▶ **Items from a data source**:

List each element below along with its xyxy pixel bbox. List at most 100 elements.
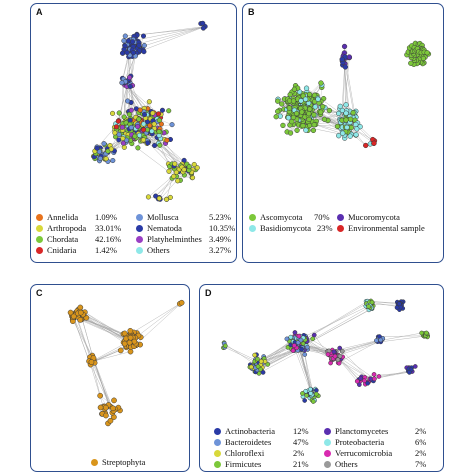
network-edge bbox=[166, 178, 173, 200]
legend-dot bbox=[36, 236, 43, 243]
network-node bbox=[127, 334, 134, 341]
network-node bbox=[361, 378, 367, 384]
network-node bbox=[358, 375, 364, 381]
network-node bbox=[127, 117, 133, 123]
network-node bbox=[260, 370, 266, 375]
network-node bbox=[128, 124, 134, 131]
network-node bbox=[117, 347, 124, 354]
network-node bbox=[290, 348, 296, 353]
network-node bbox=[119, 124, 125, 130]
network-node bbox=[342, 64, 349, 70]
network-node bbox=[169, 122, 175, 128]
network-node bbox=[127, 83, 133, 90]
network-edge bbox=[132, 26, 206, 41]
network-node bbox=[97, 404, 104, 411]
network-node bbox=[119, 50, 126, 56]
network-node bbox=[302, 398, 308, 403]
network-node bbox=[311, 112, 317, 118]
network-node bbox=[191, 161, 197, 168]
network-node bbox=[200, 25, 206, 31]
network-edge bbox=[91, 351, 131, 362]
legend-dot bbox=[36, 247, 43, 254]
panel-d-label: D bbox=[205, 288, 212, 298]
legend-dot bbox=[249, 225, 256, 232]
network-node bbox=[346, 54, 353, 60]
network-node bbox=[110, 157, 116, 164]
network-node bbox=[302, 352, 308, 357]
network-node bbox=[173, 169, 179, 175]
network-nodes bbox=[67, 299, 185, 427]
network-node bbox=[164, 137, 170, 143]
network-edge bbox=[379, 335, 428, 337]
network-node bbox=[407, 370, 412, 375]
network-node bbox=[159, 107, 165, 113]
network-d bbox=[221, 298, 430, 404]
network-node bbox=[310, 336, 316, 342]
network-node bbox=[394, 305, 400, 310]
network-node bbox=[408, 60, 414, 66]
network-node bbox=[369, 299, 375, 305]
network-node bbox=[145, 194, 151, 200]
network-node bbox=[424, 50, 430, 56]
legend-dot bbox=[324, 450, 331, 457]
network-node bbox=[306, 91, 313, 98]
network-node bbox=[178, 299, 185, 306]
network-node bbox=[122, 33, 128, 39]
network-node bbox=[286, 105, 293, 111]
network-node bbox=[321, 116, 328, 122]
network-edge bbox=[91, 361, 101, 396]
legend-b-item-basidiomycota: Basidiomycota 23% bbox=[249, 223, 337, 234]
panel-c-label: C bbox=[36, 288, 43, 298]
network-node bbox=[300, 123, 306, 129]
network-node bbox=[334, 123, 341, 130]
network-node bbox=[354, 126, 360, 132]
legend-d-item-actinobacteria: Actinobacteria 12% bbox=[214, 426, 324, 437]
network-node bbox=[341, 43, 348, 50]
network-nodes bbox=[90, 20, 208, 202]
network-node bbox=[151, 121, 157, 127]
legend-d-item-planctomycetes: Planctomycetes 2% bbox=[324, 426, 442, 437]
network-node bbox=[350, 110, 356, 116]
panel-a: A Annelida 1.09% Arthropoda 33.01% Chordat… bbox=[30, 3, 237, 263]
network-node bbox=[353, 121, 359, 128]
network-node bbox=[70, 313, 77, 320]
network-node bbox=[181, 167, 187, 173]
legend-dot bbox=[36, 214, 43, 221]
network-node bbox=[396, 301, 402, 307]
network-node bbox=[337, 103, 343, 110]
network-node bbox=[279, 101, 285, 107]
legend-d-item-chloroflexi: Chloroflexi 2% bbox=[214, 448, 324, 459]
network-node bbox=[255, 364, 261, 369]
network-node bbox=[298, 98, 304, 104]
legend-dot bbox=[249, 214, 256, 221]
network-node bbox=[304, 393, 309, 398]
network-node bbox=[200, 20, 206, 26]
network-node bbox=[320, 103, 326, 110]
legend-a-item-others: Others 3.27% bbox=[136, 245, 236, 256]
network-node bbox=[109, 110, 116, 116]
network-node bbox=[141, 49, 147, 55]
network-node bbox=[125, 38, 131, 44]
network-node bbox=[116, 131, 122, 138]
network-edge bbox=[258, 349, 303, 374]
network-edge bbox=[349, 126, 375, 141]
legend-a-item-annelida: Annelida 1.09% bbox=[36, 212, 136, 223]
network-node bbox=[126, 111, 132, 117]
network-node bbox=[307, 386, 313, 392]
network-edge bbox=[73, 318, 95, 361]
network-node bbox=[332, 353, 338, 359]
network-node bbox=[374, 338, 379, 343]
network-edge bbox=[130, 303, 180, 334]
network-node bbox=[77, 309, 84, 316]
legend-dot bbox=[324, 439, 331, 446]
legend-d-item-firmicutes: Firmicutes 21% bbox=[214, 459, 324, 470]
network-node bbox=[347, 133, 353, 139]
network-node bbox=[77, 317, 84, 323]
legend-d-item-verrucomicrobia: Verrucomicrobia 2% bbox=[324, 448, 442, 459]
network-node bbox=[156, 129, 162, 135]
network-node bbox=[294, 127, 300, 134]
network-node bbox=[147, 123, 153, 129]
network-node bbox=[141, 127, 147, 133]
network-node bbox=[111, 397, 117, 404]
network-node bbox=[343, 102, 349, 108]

▶ **About this exercise**: No pictures belong in the copy. Transcribe every entry exactly.

▶ **Response**:
List each element below along with its xyxy pixel bbox. List at most 100 elements.
network-edge bbox=[166, 178, 173, 200]
legend-dot bbox=[36, 236, 43, 243]
network-node bbox=[127, 334, 134, 341]
network-node bbox=[361, 378, 367, 384]
network-node bbox=[358, 375, 364, 381]
network-node bbox=[127, 117, 133, 123]
network-node bbox=[260, 370, 266, 375]
network-node bbox=[128, 124, 134, 131]
network-node bbox=[117, 347, 124, 354]
network-node bbox=[290, 348, 296, 353]
network-node bbox=[119, 124, 125, 130]
network-node bbox=[342, 64, 349, 70]
network-node bbox=[169, 122, 175, 128]
network-node bbox=[127, 83, 133, 90]
network-edge bbox=[132, 26, 206, 41]
network-node bbox=[97, 404, 104, 411]
network-node bbox=[119, 50, 126, 56]
network-node bbox=[302, 398, 308, 403]
network-node bbox=[311, 112, 317, 118]
network-node bbox=[191, 161, 197, 168]
network-node bbox=[200, 25, 206, 31]
network-edge bbox=[91, 351, 131, 362]
legend-dot bbox=[36, 247, 43, 254]
panel-d-label: D bbox=[205, 288, 212, 298]
legend-dot bbox=[249, 225, 256, 232]
network-node bbox=[346, 54, 353, 60]
network-node bbox=[110, 157, 116, 164]
network-node bbox=[302, 352, 308, 357]
network-node bbox=[173, 169, 179, 175]
network-nodes bbox=[67, 299, 185, 427]
network-node bbox=[164, 137, 170, 143]
network-edge bbox=[379, 335, 428, 337]
network-node bbox=[407, 370, 412, 375]
network-node bbox=[159, 107, 165, 113]
network-d bbox=[221, 298, 430, 404]
network-node bbox=[310, 336, 316, 342]
network-node bbox=[394, 305, 400, 310]
network-node bbox=[408, 60, 414, 66]
network-node bbox=[369, 299, 375, 305]
network-node bbox=[145, 194, 151, 200]
network-node bbox=[424, 50, 430, 56]
legend-dot bbox=[324, 450, 331, 457]
network-node bbox=[306, 91, 313, 98]
network-node bbox=[178, 299, 185, 306]
network-node bbox=[122, 33, 128, 39]
network-node bbox=[286, 105, 293, 111]
network-node bbox=[321, 116, 328, 122]
network-edge bbox=[91, 361, 101, 396]
legend-b-item-basidiomycota: Basidiomycota 23% bbox=[249, 223, 337, 234]
panel-c-label: C bbox=[36, 288, 43, 298]
network-node bbox=[300, 123, 306, 129]
network-node bbox=[334, 123, 341, 130]
network-node bbox=[354, 126, 360, 132]
legend-d-item-actinobacteria: Actinobacteria 12% bbox=[214, 426, 324, 437]
network-node bbox=[341, 43, 348, 50]
network-nodes bbox=[90, 20, 208, 202]
network-node bbox=[151, 121, 157, 127]
legend-d-item-planctomycetes: Planctomycetes 2% bbox=[324, 426, 442, 437]
network-node bbox=[350, 110, 356, 116]
panel-a: A Annelida 1.09% Arthropoda 33.01% Chordat… bbox=[30, 3, 237, 263]
network-node bbox=[353, 121, 359, 128]
network-node bbox=[70, 313, 77, 320]
network-node bbox=[181, 167, 187, 173]
legend-dot bbox=[36, 214, 43, 221]
network-node bbox=[396, 301, 402, 307]
network-node bbox=[337, 103, 343, 110]
network-node bbox=[279, 101, 285, 107]
legend-d-item-chloroflexi: Chloroflexi 2% bbox=[214, 448, 324, 459]
network-node bbox=[255, 364, 261, 369]
network-node bbox=[298, 98, 304, 104]
legend-dot bbox=[249, 214, 256, 221]
network-node bbox=[304, 393, 309, 398]
network-node bbox=[200, 20, 206, 26]
network-node bbox=[320, 103, 326, 110]
legend-a-item-others: Others 3.27% bbox=[136, 245, 236, 256]
network-node bbox=[109, 110, 116, 116]
network-node bbox=[141, 49, 147, 55]
network-node bbox=[125, 38, 131, 44]
network-node bbox=[116, 131, 122, 138]
network-edge bbox=[258, 349, 303, 374]
network-edge bbox=[349, 126, 375, 141]
legend-a-item-annelida: Annelida 1.09% bbox=[36, 212, 136, 223]
network-node bbox=[126, 111, 132, 117]
network-node bbox=[307, 386, 313, 392]
network-edge bbox=[73, 318, 95, 361]
network-node bbox=[332, 353, 338, 359]
network-node bbox=[374, 338, 379, 343]
network-edge bbox=[130, 303, 180, 334]
network-node bbox=[77, 309, 84, 316]
legend-dot bbox=[324, 439, 331, 446]
legend-d-item-firmicutes: Firmicutes 21% bbox=[214, 459, 324, 470]
network-node bbox=[347, 133, 353, 139]
network-node bbox=[77, 317, 84, 323]
legend-d-item-verrucomicrobia: Verrucomicrobia 2% bbox=[324, 448, 442, 459]
network-node bbox=[156, 129, 162, 135]
network-node bbox=[294, 127, 300, 134]
network-node bbox=[147, 123, 153, 129]
network-node bbox=[141, 127, 147, 133]
network-node bbox=[111, 397, 117, 404]
network-node bbox=[343, 102, 349, 108]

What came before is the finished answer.